-- BEGIN EXERCISE MATERIAL --

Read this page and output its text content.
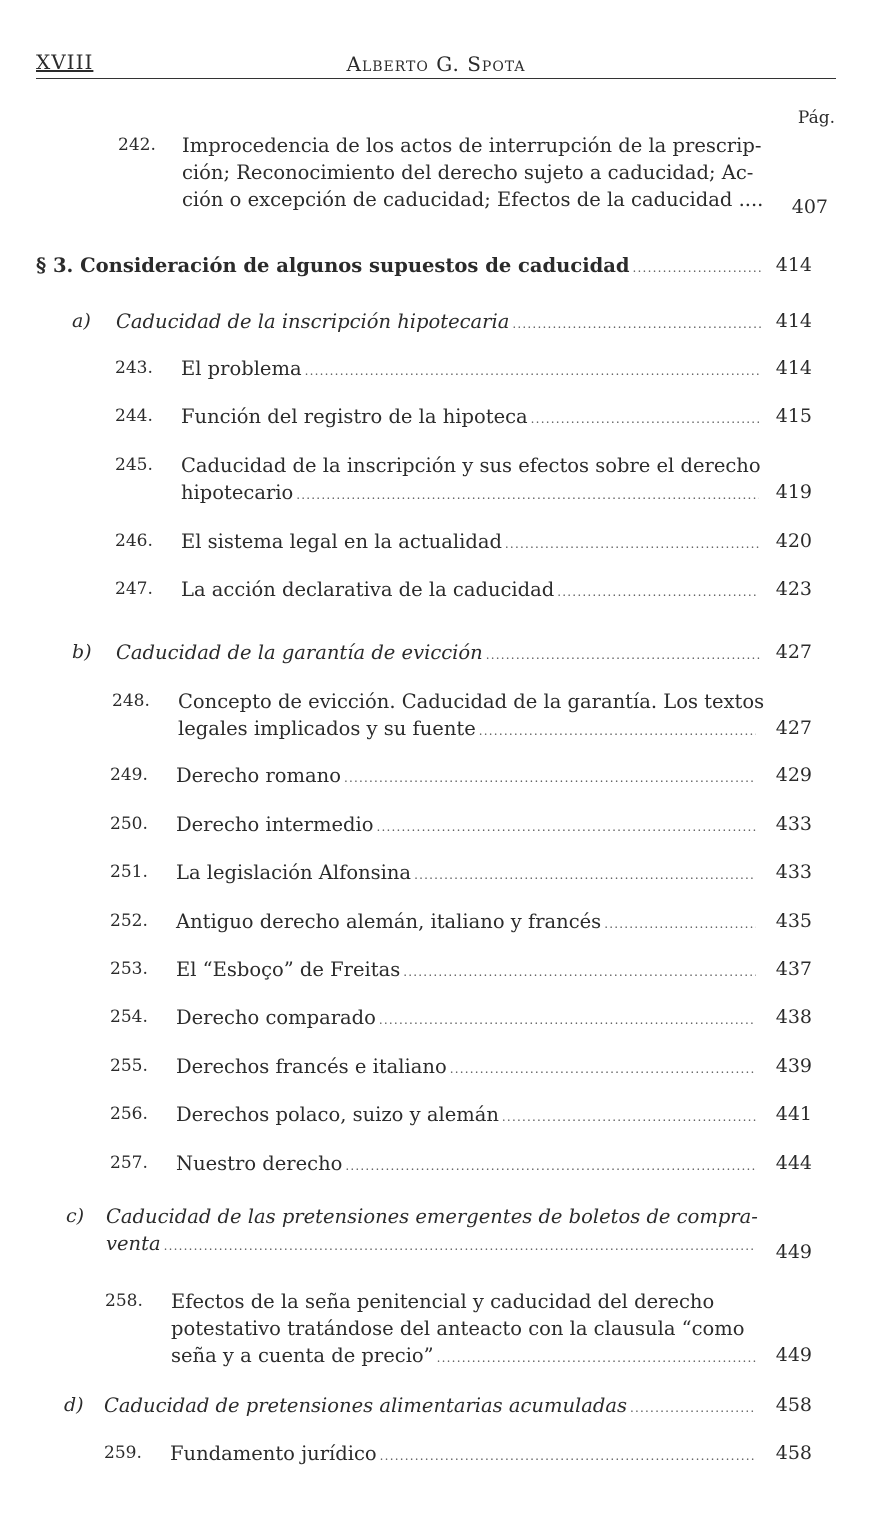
XVIII	Alberto G. Spota
Pág.
242. Improcedencia de los actos de interrupción de la prescrip-
ción; Reconocimiento del derecho sujeto a caducidad; Ac-
ción o excepción de caducidad; Efectos de la caducidad ....	407
§ 3. Consideración de algunos supuestos de caducidad .....	414
a) Caducidad de la inscripción hipotecaria .....	414
243. El problema .....	414
244. Función del registro de la hipoteca .....	415
245. Caducidad de la inscripción y sus efectos sobre el derecho
hipotecario
.....	419
246. El sistema legal en la actualidad .....	420
247. La acción declarativa de la caducidad .....	423
b) Caducidad de la garantía de evicción .....	427
248. Concepto de evicción. Caducidad de la garantía. Los textos
legales implicados y su fuente .....	427
249. Derecho romano .....	429
250. Derecho intermedio .....	433
251. La legislación Alfonsina .....	433
252. Antiguo derecho alemán, italiano y francés .....	435
253. El “Esboço” de Freitas .....	437
254. Derecho comparado .....	438
255. Derechos francés e italiano .....	439
256. Derechos polaco, suizo y alemán .....	441
257. Nuestro derecho .....	444
c) Caducidad de las pretensiones emergentes de boletos de compra-
venta
.....	449
258. Efectos de la seña penitencial y caducidad del derecho
potestativo tratándose del anteacto con la clausula “como
seña y a cuenta de precio” .....	449
d) Caducidad de pretensiones alimentarias acumuladas .....	458
259. Fundamento jurídico .....	458
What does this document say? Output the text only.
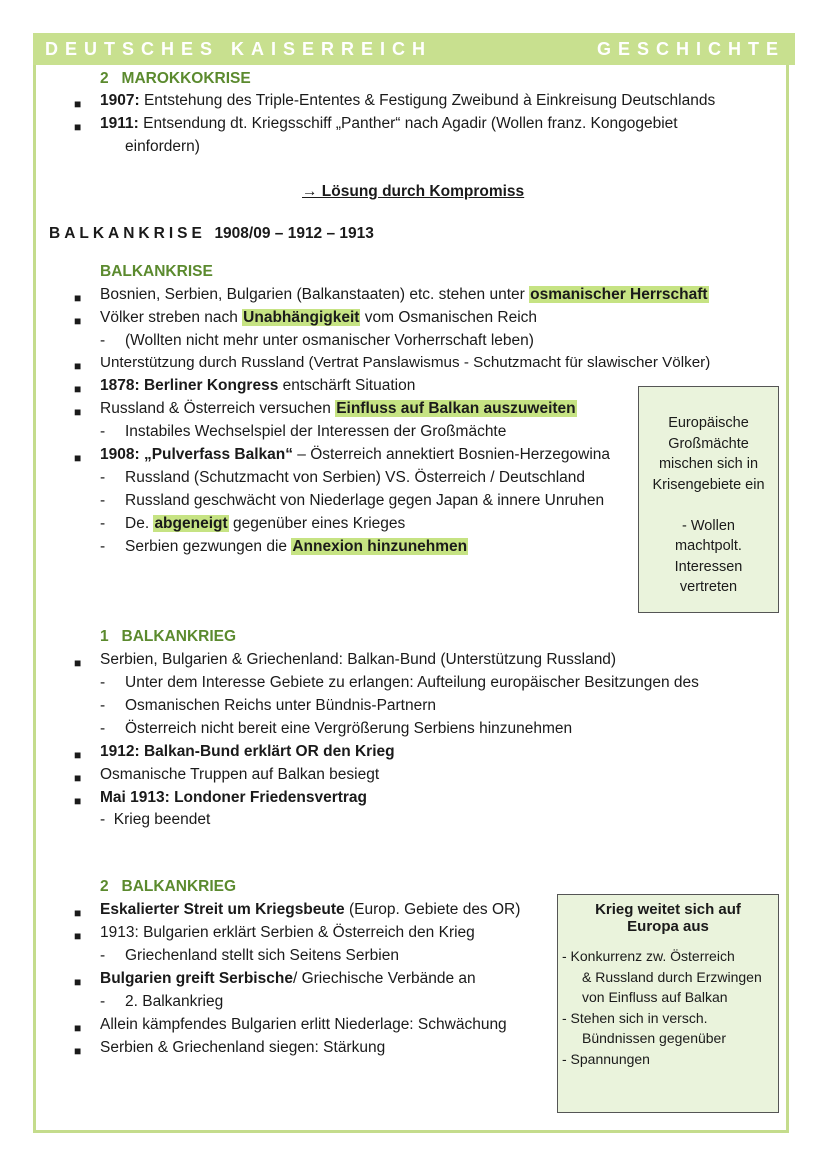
DEUTSCHES KAISERREICH	GESCHICHTE
2   MAROKKOKRISE
■ 1907: Entstehung des Triple-Ententes & Festigung Zweibund à Einkreisung Deutschlands
■ 1911: Entsendung dt. Kriegsschiff „Panther“ nach Agadir (Wollen franz. Kongogebiet
einfordern)
→ Lösung durch Kompromiss
BALKANKRISE 1908/09 – 1912 – 1913
BALKANKRISE
■ Bosnien, Serbien, Bulgarien (Balkanstaaten) etc. stehen unter osmanischer Herrschaft
■ Völker streben nach Unabhängigkeit vom Osmanischen Reich
- (Wollten nicht mehr unter osmanischer Vorherrschaft leben)
■ Unterstützung durch Russland (Vertrat Panslawismus - Schutzmacht für slawischer Völker)
■ 1878: Berliner Kongress entschärft Situation
■ Russland & Österreich versuchen Einfluss auf Balkan auszuweiten
- Instabiles Wechselspiel der Interessen der Großmächte
■ 1908: „Pulverfass Balkan“ – Österreich annektiert Bosnien-Herzegowina
- Russland (Schutzmacht von Serbien) VS. Österreich / Deutschland
- Russland geschwächt von Niederlage gegen Japan & innere Unruhen
- De. abgeneigt gegenüber eines Krieges
- Serbien gezwungen die Annexion hinzunehmen
Europäische
Großmächte
mischen sich in
Krisengebiete ein

- Wollen
machtpolt.
Interessen
vertreten
1   BALKANKRIEG
■ Serbien, Bulgarien & Griechenland: Balkan-Bund (Unterstützung Russland)
- Unter dem Interesse Gebiete zu erlangen: Aufteilung europäischer Besitzungen des
- Osmanischen Reichs unter Bündnis-Partnern
- Österreich nicht bereit eine Vergrößerung Serbiens hinzunehmen
■ 1912: Balkan-Bund erklärt OR den Krieg
■ Osmanische Truppen auf Balkan besiegt
■ Mai 1913: Londoner Friedensvertrag
-  Krieg beendet
2   BALKANKRIEG
■ Eskalierter Streit um Kriegsbeute (Europ. Gebiete des OR)
■ 1913: Bulgarien erklärt Serbien & Österreich den Krieg
- Griechenland stellt sich Seitens Serbien
■ Bulgarien greift Serbische/ Griechische Verbände an
- 2. Balkankrieg
■ Allein kämpfendes Bulgarien erlitt Niederlage: Schwächung
■ Serbien & Griechenland siegen: Stärkung
Krieg weitet sich auf
Europa aus
- Konkurrenz zw. Österreich
& Russland durch Erzwingen
von Einfluss auf Balkan
- Stehen sich in versch.
Bündnissen gegenüber
- Spannungen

-- END EXERCISE MATERIAL --

Across the preceding material, how many lines contain the word "nicht"? State the number alone.

■ CORRECT ANSWER ■
2